**THE PROBLEM**
Do any lines in the data below contain "devices"? If so, copy every one of them.

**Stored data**
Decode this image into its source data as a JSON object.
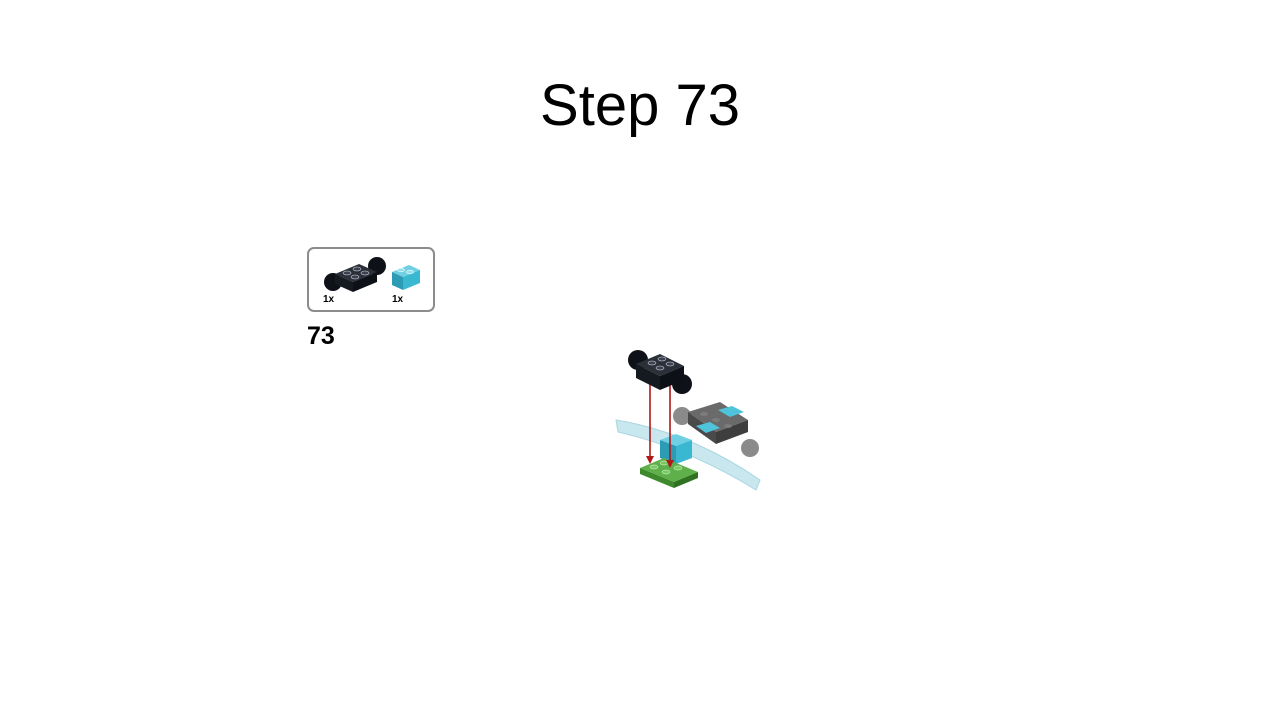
{
  "slide": {
    "title": "Step 73"
  },
  "parts_callout": {
    "items": [
      {
        "icon": "black-brick-2x2-with-ball-joints-icon",
        "quantity": "1x",
        "color": "#1b1f27"
      },
      {
        "icon": "medium-azure-brick-1x2-icon",
        "quantity": "1x",
        "color": "#3bb8d1"
      }
    ]
  },
  "step": {
    "number": "73"
  },
  "colors": {
    "black_part": "#1b1f27",
    "azure_part": "#3bb8d1",
    "green_plate": "#4a9a3a",
    "dark_gray_part": "#5a5a5a",
    "trans_clear_wing": "#bfe3ec",
    "arrow_red": "#b01818",
    "box_border": "#8c8c8c"
  }
}
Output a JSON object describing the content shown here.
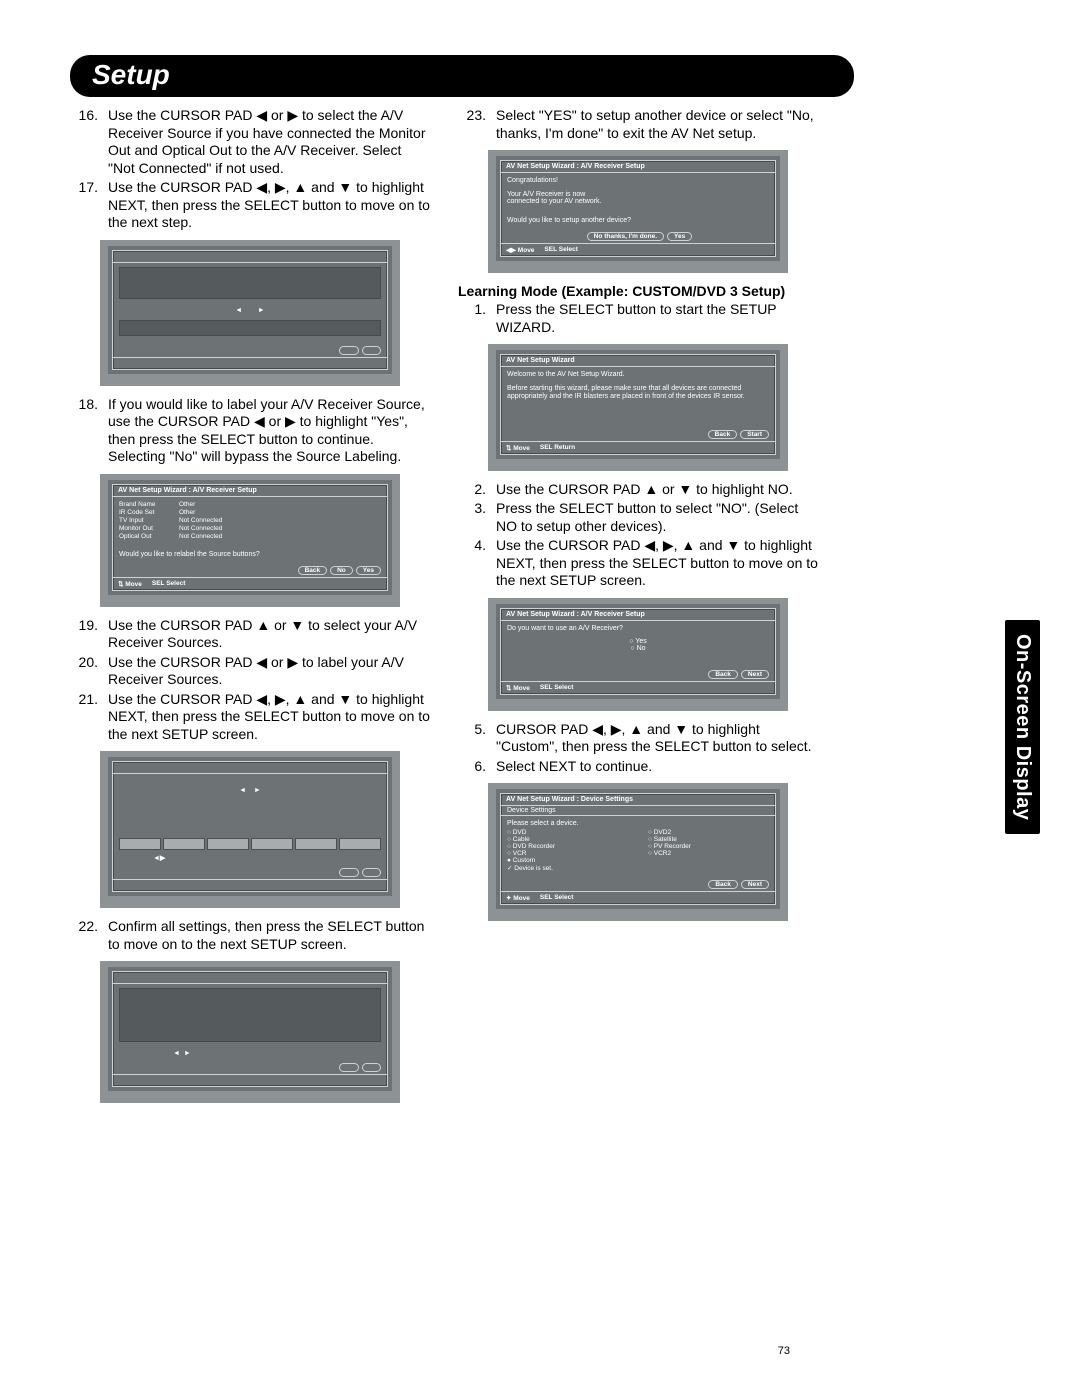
{
  "header": "Setup",
  "side_tab": "On-Screen Display",
  "page_number": "73",
  "leftSteps": [
    {
      "n": "16.",
      "t": "Use the CURSOR PAD ◀ or ▶ to select the A/V Receiver Source if you have connected the Monitor Out and Optical Out to the A/V Receiver.  Select \"Not Connected\" if not used."
    },
    {
      "n": "17.",
      "t": "Use the CURSOR PAD ◀, ▶, ▲ and ▼ to highlight NEXT, then press the SELECT button to move on to the next step."
    }
  ],
  "leftSteps2": [
    {
      "n": "18.",
      "t": "If you would like to label your A/V Receiver Source, use the CURSOR PAD ◀ or ▶ to highlight \"Yes\", then press the SELECT button to continue.  Selecting \"No\" will bypass the Source Labeling."
    }
  ],
  "leftSteps3": [
    {
      "n": "19.",
      "t": "Use the CURSOR PAD ▲ or ▼ to select your A/V Receiver Sources."
    },
    {
      "n": "20.",
      "t": "Use the CURSOR PAD ◀ or ▶ to label your A/V Receiver Sources."
    },
    {
      "n": "21.",
      "t": "Use the CURSOR PAD ◀, ▶, ▲ and ▼ to highlight NEXT, then press the SELECT button to move on to the next SETUP screen."
    }
  ],
  "leftSteps4": [
    {
      "n": "22.",
      "t": "Confirm all settings, then press the SELECT button to move on to the next SETUP screen."
    }
  ],
  "rightSteps1": [
    {
      "n": "23.",
      "t": "Select \"YES\" to setup another device or select \"No, thanks, I'm done\" to exit the AV Net setup."
    }
  ],
  "subheading": "Learning Mode (Example:  CUSTOM/DVD 3 Setup)",
  "rightSteps2": [
    {
      "n": "1.",
      "t": "Press the SELECT button to start the SETUP WIZARD."
    }
  ],
  "rightSteps3": [
    {
      "n": "2.",
      "t": "Use the CURSOR PAD ▲ or ▼ to highlight NO."
    },
    {
      "n": "3.",
      "t": "Press the SELECT button to select \"NO\". (Select NO to setup other devices)."
    },
    {
      "n": "4.",
      "t": "Use the CURSOR PAD ◀, ▶, ▲ and ▼ to highlight NEXT, then press the SELECT button to move on to the next SETUP screen."
    }
  ],
  "rightSteps4": [
    {
      "n": "5.",
      "t": "CURSOR PAD ◀, ▶, ▲ and ▼ to highlight \"Custom\", then press the SELECT button to select."
    },
    {
      "n": "6.",
      "t": "Select NEXT to continue."
    }
  ],
  "tv2": {
    "title": "AV Net Setup Wizard : A/V Receiver Setup",
    "rows": [
      {
        "k": "Brand Name",
        "v": "Other"
      },
      {
        "k": "IR Code Set",
        "v": "Other"
      },
      {
        "k": "TV Input",
        "v": "Not Connected"
      },
      {
        "k": "Monitor Out",
        "v": "Not Connected"
      },
      {
        "k": "Optical Out",
        "v": "Not Connected"
      }
    ],
    "question": "Would you like to relabel the Source buttons?",
    "btns": [
      "Back",
      "No",
      "Yes"
    ],
    "footer": [
      "⇅ Move",
      "SEL Select"
    ]
  },
  "tv5": {
    "title": "AV Net Setup Wizard : A/V Receiver Setup",
    "line1": "Congratulations!",
    "line2": "Your A/V Receiver is now",
    "line3": "connected to your AV network.",
    "question": "Would you like to setup another device?",
    "btns": [
      "No thanks, I'm done.",
      "Yes"
    ],
    "footer": [
      "◀▶ Move",
      "SEL Select"
    ]
  },
  "tv6": {
    "title": "AV Net Setup Wizard",
    "line1": "Welcome to the AV Net Setup Wizard.",
    "line2": "Before starting this wizard, please make sure that all devices are connected appropriately and the IR blasters are placed in front of the devices IR sensor.",
    "btns": [
      "Back",
      "Start"
    ],
    "footer": [
      "⇅ Move",
      "SEL Return"
    ]
  },
  "tv7": {
    "title": "AV Net Setup Wizard : A/V Receiver Setup",
    "question": "Do you want to use an A/V Receiver?",
    "opts": [
      "Yes",
      "No"
    ],
    "btns": [
      "Back",
      "Next"
    ],
    "footer": [
      "⇅ Move",
      "SEL Select"
    ]
  },
  "tv8": {
    "title": "AV Net Setup Wizard : Device Settings",
    "sub": "Device Settings",
    "prompt": "Please select a device.",
    "col1": [
      "DVD",
      "Cable",
      "DVD Recorder",
      "VCR",
      "Custom",
      "Device is set."
    ],
    "col2": [
      "DVD2",
      "Satellite",
      "PV Recorder",
      "VCR2"
    ],
    "btns": [
      "Back",
      "Next"
    ],
    "footer": [
      "✦ Move",
      "SEL Select"
    ]
  }
}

**FINISHED TASK**
      "t": "Press the SELECT button to select \"NO\". (Select NO to setup other devices)."
    "line2": "Before starting this wizard, please make sure that all devices are connected appropriately and the IR blasters are placed in front of the devices IR sensor.",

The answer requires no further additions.